- Instructions to follow
Below is a block of data; give all of it again word for word.

══ Dataset entries

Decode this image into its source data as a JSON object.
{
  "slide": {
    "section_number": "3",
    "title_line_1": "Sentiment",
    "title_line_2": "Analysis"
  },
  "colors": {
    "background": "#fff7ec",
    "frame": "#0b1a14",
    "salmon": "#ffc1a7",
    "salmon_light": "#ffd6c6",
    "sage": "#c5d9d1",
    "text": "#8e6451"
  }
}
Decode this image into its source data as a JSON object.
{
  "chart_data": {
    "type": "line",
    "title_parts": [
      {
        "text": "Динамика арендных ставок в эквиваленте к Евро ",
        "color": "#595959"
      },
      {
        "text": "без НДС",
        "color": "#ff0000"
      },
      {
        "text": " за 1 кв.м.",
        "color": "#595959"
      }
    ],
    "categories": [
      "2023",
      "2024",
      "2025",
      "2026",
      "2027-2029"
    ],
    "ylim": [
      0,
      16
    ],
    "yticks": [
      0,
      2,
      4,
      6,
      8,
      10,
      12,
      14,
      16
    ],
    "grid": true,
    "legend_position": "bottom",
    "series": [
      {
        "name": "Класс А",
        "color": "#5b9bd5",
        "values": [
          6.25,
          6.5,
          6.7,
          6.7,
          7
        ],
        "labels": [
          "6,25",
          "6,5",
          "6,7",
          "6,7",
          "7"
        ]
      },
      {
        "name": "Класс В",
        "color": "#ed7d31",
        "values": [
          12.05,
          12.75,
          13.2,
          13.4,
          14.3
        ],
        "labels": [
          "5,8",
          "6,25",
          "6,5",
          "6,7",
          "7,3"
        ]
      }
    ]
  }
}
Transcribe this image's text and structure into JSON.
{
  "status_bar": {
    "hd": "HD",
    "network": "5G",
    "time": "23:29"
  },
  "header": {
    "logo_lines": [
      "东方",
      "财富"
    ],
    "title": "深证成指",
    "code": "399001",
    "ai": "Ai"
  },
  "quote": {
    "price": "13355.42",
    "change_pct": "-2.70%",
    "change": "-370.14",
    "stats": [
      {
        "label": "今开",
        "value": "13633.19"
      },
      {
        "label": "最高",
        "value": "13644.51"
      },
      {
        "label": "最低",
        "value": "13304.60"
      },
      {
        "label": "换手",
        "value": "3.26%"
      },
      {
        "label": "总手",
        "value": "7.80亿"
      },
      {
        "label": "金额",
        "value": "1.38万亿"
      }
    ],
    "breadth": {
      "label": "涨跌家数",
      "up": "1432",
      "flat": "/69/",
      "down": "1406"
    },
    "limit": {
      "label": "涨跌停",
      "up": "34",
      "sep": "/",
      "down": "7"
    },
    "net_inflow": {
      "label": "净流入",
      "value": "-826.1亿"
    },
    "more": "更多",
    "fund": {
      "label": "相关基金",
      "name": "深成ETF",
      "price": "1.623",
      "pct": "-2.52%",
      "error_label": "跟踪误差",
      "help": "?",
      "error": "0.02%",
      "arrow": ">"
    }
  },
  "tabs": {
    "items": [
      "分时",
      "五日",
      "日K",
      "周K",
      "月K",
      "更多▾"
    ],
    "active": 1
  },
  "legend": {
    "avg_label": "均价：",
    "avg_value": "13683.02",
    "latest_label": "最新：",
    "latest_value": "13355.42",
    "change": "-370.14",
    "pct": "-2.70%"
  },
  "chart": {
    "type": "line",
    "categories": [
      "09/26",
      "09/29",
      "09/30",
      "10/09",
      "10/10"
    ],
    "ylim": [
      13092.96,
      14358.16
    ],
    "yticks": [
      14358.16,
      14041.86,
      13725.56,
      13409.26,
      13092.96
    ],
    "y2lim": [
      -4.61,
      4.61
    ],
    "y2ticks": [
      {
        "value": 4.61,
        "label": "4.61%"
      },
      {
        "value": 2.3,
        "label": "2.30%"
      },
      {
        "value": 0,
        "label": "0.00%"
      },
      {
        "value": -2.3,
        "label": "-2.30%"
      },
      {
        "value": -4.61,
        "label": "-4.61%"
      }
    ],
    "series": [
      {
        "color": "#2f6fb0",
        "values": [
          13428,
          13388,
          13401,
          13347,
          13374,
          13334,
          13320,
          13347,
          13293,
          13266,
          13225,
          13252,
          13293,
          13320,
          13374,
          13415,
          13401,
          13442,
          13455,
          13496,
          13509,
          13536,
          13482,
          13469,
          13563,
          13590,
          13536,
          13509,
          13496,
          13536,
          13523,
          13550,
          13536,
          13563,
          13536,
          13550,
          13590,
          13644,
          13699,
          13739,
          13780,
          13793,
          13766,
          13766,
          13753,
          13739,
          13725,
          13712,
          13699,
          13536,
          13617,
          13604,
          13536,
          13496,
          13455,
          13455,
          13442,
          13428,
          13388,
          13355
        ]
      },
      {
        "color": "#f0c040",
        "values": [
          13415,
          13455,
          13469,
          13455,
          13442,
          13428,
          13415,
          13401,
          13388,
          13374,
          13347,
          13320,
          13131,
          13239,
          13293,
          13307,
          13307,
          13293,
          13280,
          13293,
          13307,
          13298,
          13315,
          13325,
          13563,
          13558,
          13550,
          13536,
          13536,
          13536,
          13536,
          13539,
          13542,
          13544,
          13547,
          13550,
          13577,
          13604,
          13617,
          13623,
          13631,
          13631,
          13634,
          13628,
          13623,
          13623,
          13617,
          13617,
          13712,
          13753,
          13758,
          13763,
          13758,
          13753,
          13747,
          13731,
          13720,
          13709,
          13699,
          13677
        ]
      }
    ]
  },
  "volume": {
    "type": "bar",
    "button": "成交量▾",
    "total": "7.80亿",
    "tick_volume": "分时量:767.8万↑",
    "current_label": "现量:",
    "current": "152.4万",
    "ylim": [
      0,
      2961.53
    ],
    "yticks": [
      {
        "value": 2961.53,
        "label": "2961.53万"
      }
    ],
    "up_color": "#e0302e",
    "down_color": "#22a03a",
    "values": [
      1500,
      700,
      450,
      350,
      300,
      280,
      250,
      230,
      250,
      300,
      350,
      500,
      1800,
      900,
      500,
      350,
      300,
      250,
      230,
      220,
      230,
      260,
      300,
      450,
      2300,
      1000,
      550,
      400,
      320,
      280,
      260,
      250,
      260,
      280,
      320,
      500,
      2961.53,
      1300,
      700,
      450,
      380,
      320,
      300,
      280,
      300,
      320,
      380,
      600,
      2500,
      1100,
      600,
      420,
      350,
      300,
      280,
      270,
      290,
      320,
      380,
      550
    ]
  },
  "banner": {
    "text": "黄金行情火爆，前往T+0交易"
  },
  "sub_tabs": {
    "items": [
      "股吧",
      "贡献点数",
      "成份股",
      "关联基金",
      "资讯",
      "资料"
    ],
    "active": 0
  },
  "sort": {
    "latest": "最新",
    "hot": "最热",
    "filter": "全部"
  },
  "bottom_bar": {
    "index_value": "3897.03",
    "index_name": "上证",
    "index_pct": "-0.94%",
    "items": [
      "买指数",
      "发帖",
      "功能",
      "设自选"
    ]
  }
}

════

- Task result
Decode this image into its source data as a JSON object.
{
  "slide": {
    "section_number": "3",
    "title_line_1": "Sentiment",
    "title_line_2": "Analysis"
  },
  "colors": {
    "background": "#fff7ec",
    "frame": "#0b1a14",
    "salmon": "#ffc1a7",
    "salmon_light": "#ffd6c6",
    "sage": "#c5d9d1",
    "text": "#8e6451"
  }
}
Decode this image into its source data as a JSON object.
{
  "chart_data": {
    "type": "line",
    "title_parts": [
      {
        "text": "Динамика арендных ставок в эквиваленте к Евро ",
        "color": "#595959"
      },
      {
        "text": "без НДС",
        "color": "#ff0000"
      },
      {
        "text": " за 1 кв.м.",
        "color": "#595959"
      }
    ],
    "categories": [
      "2023",
      "2024",
      "2025",
      "2026",
      "2027-2029"
    ],
    "ylim": [
      0,
      16
    ],
    "yticks": [
      0,
      2,
      4,
      6,
      8,
      10,
      12,
      14,
      16
    ],
    "grid": true,
    "legend_position": "bottom",
    "series": [
      {
        "name": "Класс А",
        "color": "#5b9bd5",
        "values": [
          6.25,
          6.5,
          6.7,
          6.7,
          7
        ],
        "labels": [
          "6,25",
          "6,5",
          "6,7",
          "6,7",
          "7"
        ]
      },
      {
        "name": "Класс В",
        "color": "#ed7d31",
        "values": [
          12.05,
          12.75,
          13.2,
          13.4,
          14.3
        ],
        "labels": [
          "5,8",
          "6,25",
          "6,5",
          "6,7",
          "7,3"
        ]
      }
    ]
  }
}
Transcribe this image's text and structure into JSON.
{
  "status_bar": {
    "hd": "HD",
    "network": "5G",
    "time": "23:29"
  },
  "header": {
    "logo_lines": [
      "东方",
      "财富"
    ],
    "title": "深证成指",
    "code": "399001",
    "ai": "Ai"
  },
  "quote": {
    "price": "13355.42",
    "change_pct": "-2.70%",
    "change": "-370.14",
    "stats": [
      {
        "label": "今开",
        "value": "13633.19"
      },
      {
        "label": "最高",
        "value": "13644.51"
      },
      {
        "label": "最低",
        "value": "13304.60"
      },
      {
        "label": "换手",
        "value": "3.26%"
      },
      {
        "label": "总手",
        "value": "7.80亿"
      },
      {
        "label": "金额",
        "value": "1.38万亿"
      }
    ],
    "breadth": {
      "label": "涨跌家数",
      "up": "1432",
      "flat": "/69/",
      "down": "1406"
    },
    "limit": {
      "label": "涨跌停",
      "up": "34",
      "sep": "/",
      "down": "7"
    },
    "net_inflow": {
      "label": "净流入",
      "value": "-826.1亿"
    },
    "more": "更多",
    "fund": {
      "label": "相关基金",
      "name": "深成ETF",
      "price": "1.623",
      "pct": "-2.52%",
      "error_label": "跟踪误差",
      "help": "?",
      "error": "0.02%",
      "arrow": ">"
    }
  },
  "tabs": {
    "items": [
      "分时",
      "五日",
      "日K",
      "周K",
      "月K",
      "更多▾"
    ],
    "active": 1
  },
  "legend": {
    "avg_label": "均价：",
    "avg_value": "13683.02",
    "latest_label": "最新：",
    "latest_value": "13355.42",
    "change": "-370.14",
    "pct": "-2.70%"
  },
  "chart": {
    "type": "line",
    "categories": [
      "09/26",
      "09/29",
      "09/30",
      "10/09",
      "10/10"
    ],
    "ylim": [
      13092.96,
      14358.16
    ],
    "yticks": [
      14358.16,
      14041.86,
      13725.56,
      13409.26,
      13092.96
    ],
    "y2lim": [
      -4.61,
      4.61
    ],
    "y2ticks": [
      {
        "value": 4.61,
        "label": "4.61%"
      },
      {
        "value": 2.3,
        "label": "2.30%"
      },
      {
        "value": 0,
        "label": "0.00%"
      },
      {
        "value": -2.3,
        "label": "-2.30%"
      },
      {
        "value": -4.61,
        "label": "-4.61%"
      }
    ],
    "series": [
      {
        "color": "#2f6fb0",
        "values": [
          13428,
          13388,
          13401,
          13347,
          13374,
          13334,
          13320,
          13347,
          13293,
          13266,
          13225,
          13252,
          13293,
          13320,
          13374,
          13415,
          13401,
          13442,
          13455,
          13496,
          13509,
          13536,
          13482,
          13469,
          13563,
          13590,
          13536,
          13509,
          13496,
          13536,
          13523,
          13550,
          13536,
          13563,
          13536,
          13550,
          13590,
          13644,
          13699,
          13739,
          13780,
          13793,
          13766,
          13766,
          13753,
          13739,
          13725,
          13712,
          13699,
          13536,
          13617,
          13604,
          13536,
          13496,
          13455,
          13455,
          13442,
          13428,
          13388,
          13355
        ]
      },
      {
        "color": "#f0c040",
        "values": [
          13415,
          13455,
          13469,
          13455,
          13442,
          13428,
          13415,
          13401,
          13388,
          13374,
          13347,
          13320,
          13131,
          13239,
          13293,
          13307,
          13307,
          13293,
          13280,
          13293,
          13307,
          13298,
          13315,
          13325,
          13563,
          13558,
          13550,
          13536,
          13536,
          13536,
          13536,
          13539,
          13542,
          13544,
          13547,
          13550,
          13577,
          13604,
          13617,
          13623,
          13631,
          13631,
          13634,
          13628,
          13623,
          13623,
          13617,
          13617,
          13712,
          13753,
          13758,
          13763,
          13758,
          13753,
          13747,
          13731,
          13720,
          13709,
          13699,
          13677
        ]
      }
    ]
  },
  "volume": {
    "type": "bar",
    "button": "成交量▾",
    "total": "7.80亿",
    "tick_volume": "分时量:767.8万↑",
    "current_label": "现量:",
    "current": "152.4万",
    "ylim": [
      0,
      2961.53
    ],
    "yticks": [
      {
        "value": 2961.53,
        "label": "2961.53万"
      }
    ],
    "up_color": "#e0302e",
    "down_color": "#22a03a",
    "values": [
      1500,
      700,
      450,
      350,
      300,
      280,
      250,
      230,
      250,
      300,
      350,
      500,
      1800,
      900,
      500,
      350,
      300,
      250,
      230,
      220,
      230,
      260,
      300,
      450,
      2300,
      1000,
      550,
      400,
      320,
      280,
      260,
      250,
      260,
      280,
      320,
      500,
      2961.53,
      1300,
      700,
      450,
      380,
      320,
      300,
      280,
      300,
      320,
      380,
      600,
      2500,
      1100,
      600,
      420,
      350,
      300,
      280,
      270,
      290,
      320,
      380,
      550
    ]
  },
  "banner": {
    "text": "黄金行情火爆，前往T+0交易"
  },
  "sub_tabs": {
    "items": [
      "股吧",
      "贡献点数",
      "成份股",
      "关联基金",
      "资讯",
      "资料"
    ],
    "active": 0
  },
  "sort": {
    "latest": "最新",
    "hot": "最热",
    "filter": "全部"
  },
  "bottom_bar": {
    "index_value": "3897.03",
    "index_name": "上证",
    "index_pct": "-0.94%",
    "items": [
      "买指数",
      "发帖",
      "功能",
      "设自选"
    ]
  }
}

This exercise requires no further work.